→ Information given
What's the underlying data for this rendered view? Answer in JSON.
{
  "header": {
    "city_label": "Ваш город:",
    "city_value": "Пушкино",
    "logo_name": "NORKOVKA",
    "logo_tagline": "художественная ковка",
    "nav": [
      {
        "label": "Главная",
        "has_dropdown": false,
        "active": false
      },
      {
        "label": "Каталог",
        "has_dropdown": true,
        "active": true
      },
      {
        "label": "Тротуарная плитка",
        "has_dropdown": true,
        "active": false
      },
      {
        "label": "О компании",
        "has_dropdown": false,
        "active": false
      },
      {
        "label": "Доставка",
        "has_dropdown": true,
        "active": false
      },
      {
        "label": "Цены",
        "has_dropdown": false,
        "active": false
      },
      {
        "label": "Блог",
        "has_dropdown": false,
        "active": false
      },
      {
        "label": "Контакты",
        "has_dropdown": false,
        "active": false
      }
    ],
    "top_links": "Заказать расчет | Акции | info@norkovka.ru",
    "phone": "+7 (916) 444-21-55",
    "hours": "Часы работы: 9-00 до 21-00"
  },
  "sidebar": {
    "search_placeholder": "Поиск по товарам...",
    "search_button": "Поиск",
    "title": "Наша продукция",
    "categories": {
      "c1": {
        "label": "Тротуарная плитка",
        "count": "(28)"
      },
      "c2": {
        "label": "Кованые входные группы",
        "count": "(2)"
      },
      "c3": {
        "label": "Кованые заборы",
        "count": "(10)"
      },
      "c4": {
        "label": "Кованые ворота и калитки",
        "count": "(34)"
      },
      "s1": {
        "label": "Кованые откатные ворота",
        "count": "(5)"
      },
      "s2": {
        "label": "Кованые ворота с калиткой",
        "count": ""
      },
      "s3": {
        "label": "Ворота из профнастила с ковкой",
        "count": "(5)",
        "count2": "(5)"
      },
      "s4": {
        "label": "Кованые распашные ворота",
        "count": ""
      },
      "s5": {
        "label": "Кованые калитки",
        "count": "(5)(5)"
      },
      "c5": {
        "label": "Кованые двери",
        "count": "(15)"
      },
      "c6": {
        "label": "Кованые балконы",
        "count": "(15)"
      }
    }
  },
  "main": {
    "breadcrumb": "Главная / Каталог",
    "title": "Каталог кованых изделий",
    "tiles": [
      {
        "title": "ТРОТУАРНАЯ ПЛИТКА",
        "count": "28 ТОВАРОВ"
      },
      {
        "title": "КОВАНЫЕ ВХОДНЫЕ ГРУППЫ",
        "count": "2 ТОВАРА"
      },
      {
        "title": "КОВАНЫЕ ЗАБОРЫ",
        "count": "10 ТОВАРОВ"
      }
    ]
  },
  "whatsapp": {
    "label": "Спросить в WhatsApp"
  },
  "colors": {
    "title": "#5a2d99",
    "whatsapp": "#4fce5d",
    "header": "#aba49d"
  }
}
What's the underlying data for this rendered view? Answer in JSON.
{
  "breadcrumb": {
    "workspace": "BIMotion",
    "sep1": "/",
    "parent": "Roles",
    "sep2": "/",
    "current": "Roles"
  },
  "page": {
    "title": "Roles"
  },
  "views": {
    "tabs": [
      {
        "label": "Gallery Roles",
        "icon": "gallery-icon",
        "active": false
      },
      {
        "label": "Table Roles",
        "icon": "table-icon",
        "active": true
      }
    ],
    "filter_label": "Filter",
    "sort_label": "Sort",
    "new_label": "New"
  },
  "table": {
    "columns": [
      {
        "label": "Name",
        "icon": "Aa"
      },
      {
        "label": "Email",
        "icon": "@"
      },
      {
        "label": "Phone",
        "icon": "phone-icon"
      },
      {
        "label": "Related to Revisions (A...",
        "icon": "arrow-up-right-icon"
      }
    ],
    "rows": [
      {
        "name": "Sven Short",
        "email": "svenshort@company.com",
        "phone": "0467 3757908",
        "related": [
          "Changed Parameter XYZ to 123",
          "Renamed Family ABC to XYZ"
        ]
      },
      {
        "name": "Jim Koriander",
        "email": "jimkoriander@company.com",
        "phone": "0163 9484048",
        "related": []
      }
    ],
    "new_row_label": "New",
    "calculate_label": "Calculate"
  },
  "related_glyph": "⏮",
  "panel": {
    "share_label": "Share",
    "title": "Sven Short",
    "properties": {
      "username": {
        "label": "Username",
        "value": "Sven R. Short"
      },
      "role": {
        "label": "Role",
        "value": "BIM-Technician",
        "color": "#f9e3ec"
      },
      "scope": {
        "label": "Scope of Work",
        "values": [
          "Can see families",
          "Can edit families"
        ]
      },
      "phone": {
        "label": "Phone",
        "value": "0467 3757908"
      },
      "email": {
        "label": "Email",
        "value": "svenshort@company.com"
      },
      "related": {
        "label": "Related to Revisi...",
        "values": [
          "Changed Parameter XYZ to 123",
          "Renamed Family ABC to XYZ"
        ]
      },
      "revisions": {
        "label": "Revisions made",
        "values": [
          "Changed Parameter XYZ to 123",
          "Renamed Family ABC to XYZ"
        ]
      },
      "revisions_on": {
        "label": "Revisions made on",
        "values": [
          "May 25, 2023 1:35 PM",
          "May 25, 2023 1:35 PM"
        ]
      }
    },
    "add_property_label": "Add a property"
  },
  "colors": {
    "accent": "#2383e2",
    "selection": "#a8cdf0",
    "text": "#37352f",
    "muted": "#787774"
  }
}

→ Directive
Tally every line of the data that holds the word "made" and write the count alone.

→ Output for this exercise
2